▶ _What is expected_
Retype the article below on the 1915 film After the Storm in full, keeping every line and character unchanged. Leave out the material that follows it.

- Vivian Rich and Harry von Meter
- Directed by: B. Reeves Eason
- Starring: Vivian Rich
- Production company: American Film Manufacturing Company
- Distributed by: Mutual Film
- Release date: July 24, 1915;
- Running time: 1 reel
- Country: United States
- Languages: Silent English intertitles

= After the Storm (1915 film) =

1915 short film directed by B. Reeves Eason

After the Storm is a 1915 American silent short drama film directed by B. Reeves Eason.

== Plot ==
According to an industry trade magazine, "Rev. Jerold Roper and his baby escapes from a wreck at sea on a frail raft. Crazed by want of food and water, the minister is about to throw himself into the sea. His baby he has placed in a strong bound box. A great wave washes over the raft; the box and the baby are swept away. Weakened as he is, Roper can take no step to save his child. He falls unconscious on the raft. The box floats safely to shore. It is washed on the beach near a point where Jacques and Meg Fortell are gathering wreckage which the waves have strewn on the sands. The baby appeals to Meg's motherly instinct. Much to Jacques' disgust, she insists on keeping the infant girl. Rev. Roper at length is rescued by a passing vessel.

▶ _Material provided_

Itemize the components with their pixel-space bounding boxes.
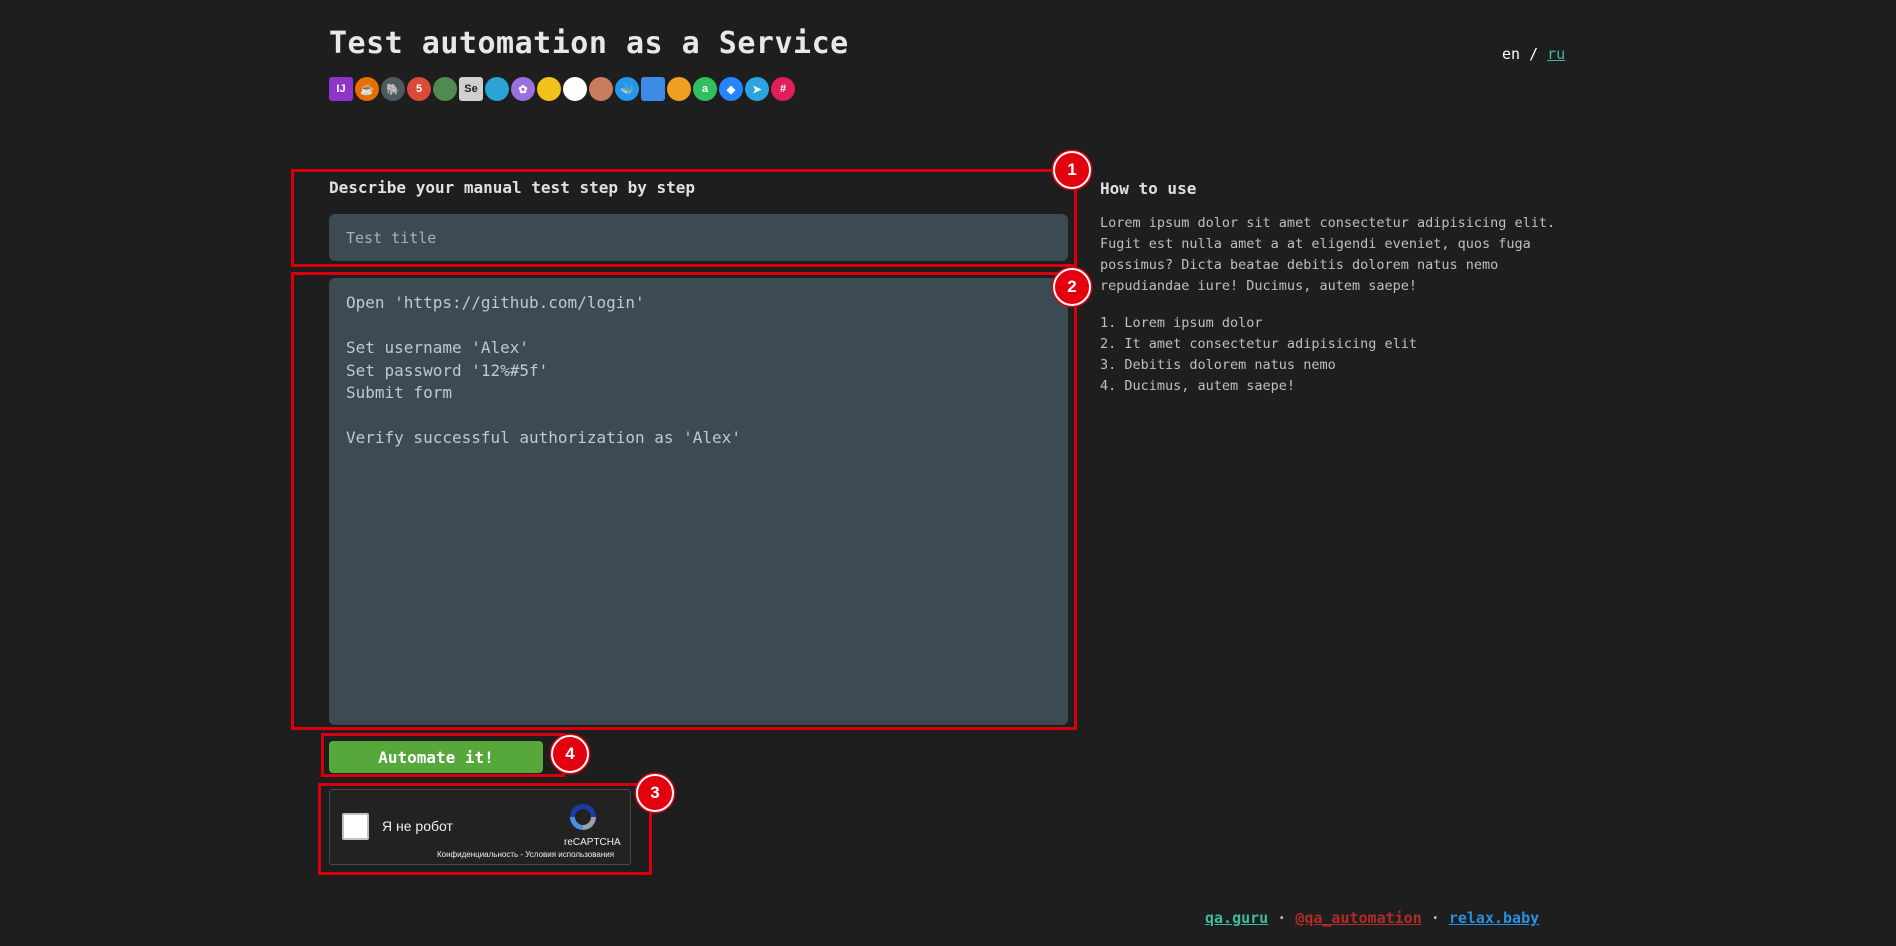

▶ _Response_
- Vivian Rich and Harry von Meter
- Directed by: B. Reeves Eason
- Starring: Vivian Rich
- Production company: American Film Manufacturing Company
- Distributed by: Mutual Film
- Release date: July 24, 1915;
- Running time: 1 reel
- Country: United States
- Languages: Silent English intertitles

= After the Storm (1915 film) =

1915 short film directed by B. Reeves Eason

After the Storm is a 1915 American silent short drama film directed by B. Reeves Eason.

== Plot ==
According to an industry trade magazine, "Rev. Jerold Roper and his baby escapes from a wreck at sea on a frail raft. Crazed by want of food and water, the minister is about to throw himself into the sea. His baby he has placed in a strong bound box. A great wave washes over the raft; the box and the baby are swept away. Weakened as he is, Roper can take no step to save his child. He falls unconscious on the raft. The box floats safely to shore. It is washed on the beach near a point where Jacques and Meg Fortell are gathering wreckage which the waves have strewn on the sands. The baby appeals to Meg's motherly instinct. Much to Jacques' disgust, she insists on keeping the infant girl. Rev. Roper at length is rescued by a passing vessel.